YOUR GOAL —
The exercise asks for every line of the data to be reproduced exactly.

TASK INPUT —
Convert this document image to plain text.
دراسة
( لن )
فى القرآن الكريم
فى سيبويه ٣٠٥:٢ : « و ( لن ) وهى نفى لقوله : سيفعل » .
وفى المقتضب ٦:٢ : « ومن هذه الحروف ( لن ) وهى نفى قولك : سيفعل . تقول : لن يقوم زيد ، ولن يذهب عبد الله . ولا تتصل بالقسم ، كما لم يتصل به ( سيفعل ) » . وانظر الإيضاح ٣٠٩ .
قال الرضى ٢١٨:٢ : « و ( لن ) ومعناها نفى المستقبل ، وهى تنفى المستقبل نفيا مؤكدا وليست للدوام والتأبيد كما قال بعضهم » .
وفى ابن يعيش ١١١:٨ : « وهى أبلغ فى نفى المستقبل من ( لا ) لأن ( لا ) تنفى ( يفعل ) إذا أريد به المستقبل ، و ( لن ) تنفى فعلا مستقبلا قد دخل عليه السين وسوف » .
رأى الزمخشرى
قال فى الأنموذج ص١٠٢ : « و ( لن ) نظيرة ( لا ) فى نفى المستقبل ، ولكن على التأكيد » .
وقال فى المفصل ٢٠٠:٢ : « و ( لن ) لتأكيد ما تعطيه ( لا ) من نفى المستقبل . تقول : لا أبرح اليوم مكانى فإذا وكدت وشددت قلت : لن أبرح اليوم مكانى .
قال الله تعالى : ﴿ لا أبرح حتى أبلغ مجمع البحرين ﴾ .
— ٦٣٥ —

OUTPUT OF THE EXERCISE —
Convert this document image to plain text.
دراسة
( لن )
فى القرآن الكريم
فى سيبويه ٣٠٥:٢ : « و ( لن ) وهى نفى لقوله : سيفعل » .
وفى المقتضب ٦:٢ : « ومن هذه الحروف ( لن ) وهى نفى قولك : سيفعل . تقول : لن يقوم زيد ، ولن يذهب عبد الله . ولا تتصل بالقسم ، كما لم يتصل به ( سيفعل ) » . وانظر الإيضاح ٣٠٩ .
قال الرضى ٢١٨:٢ : « و ( لن ) ومعناها نفى المستقبل ، وهى تنفى المستقبل نفيا مؤكدا وليست للدوام والتأبيد كما قال بعضهم » .
وفى ابن يعيش ١١١:٨ : « وهى أبلغ فى نفى المستقبل من ( لا ) لأن ( لا ) تنفى ( يفعل ) إذا أريد به المستقبل ، و ( لن ) تنفى فعلا مستقبلا قد دخل عليه السين وسوف » .
رأى الزمخشرى
قال فى الأنموذج ص١٠٢ : « و ( لن ) نظيرة ( لا ) فى نفى المستقبل ، ولكن على التأكيد » .
وقال فى المفصل ٢٠٠:٢ : « و ( لن ) لتأكيد ما تعطيه ( لا ) من نفى المستقبل . تقول : لا أبرح اليوم مكانى فإذا وكدت وشددت قلت : لن أبرح اليوم مكانى .
قال الله تعالى : ﴿ لا أبرح حتى أبلغ مجمع البحرين ﴾ .
— ٦٣٥ —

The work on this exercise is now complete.